• Aim of the exercise: Each entry must be reproduced precisely as it stands.

• Source material:
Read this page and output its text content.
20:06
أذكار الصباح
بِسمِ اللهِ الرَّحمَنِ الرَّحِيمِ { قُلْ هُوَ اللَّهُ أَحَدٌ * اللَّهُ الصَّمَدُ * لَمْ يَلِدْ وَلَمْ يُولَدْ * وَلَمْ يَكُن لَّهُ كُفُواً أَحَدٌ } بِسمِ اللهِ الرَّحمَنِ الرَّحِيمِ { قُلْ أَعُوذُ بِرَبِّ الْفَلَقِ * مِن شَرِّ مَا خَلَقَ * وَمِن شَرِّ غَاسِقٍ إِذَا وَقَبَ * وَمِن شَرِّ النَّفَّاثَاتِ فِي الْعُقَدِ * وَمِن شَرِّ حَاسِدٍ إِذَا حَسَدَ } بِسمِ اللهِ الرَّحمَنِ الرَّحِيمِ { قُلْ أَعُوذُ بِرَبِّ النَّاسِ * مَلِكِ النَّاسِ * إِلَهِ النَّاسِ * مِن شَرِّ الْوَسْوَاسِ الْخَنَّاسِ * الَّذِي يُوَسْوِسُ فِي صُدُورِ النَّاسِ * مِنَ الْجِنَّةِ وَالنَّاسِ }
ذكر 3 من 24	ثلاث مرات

• Task solution:
Read this page and output its text content.
20:06
أذكار الصباح
بِسمِ اللهِ الرَّحمَنِ الرَّحِيمِ { قُلْ هُوَ اللَّهُ أَحَدٌ * اللَّهُ الصَّمَدُ * لَمْ يَلِدْ وَلَمْ يُولَدْ * وَلَمْ يَكُن لَّهُ كُفُواً أَحَدٌ } بِسمِ اللهِ الرَّحمَنِ الرَّحِيمِ { قُلْ أَعُوذُ بِرَبِّ الْفَلَقِ * مِن شَرِّ مَا خَلَقَ * وَمِن شَرِّ غَاسِقٍ إِذَا وَقَبَ * وَمِن شَرِّ النَّفَّاثَاتِ فِي الْعُقَدِ * وَمِن شَرِّ حَاسِدٍ إِذَا حَسَدَ } بِسمِ اللهِ الرَّحمَنِ الرَّحِيمِ { قُلْ أَعُوذُ بِرَبِّ النَّاسِ * مَلِكِ النَّاسِ * إِلَهِ النَّاسِ * مِن شَرِّ الْوَسْوَاسِ الْخَنَّاسِ * الَّذِي يُوَسْوِسُ فِي صُدُورِ النَّاسِ * مِنَ الْجِنَّةِ وَالنَّاسِ }
ذكر 3 من 24	ثلاث مرات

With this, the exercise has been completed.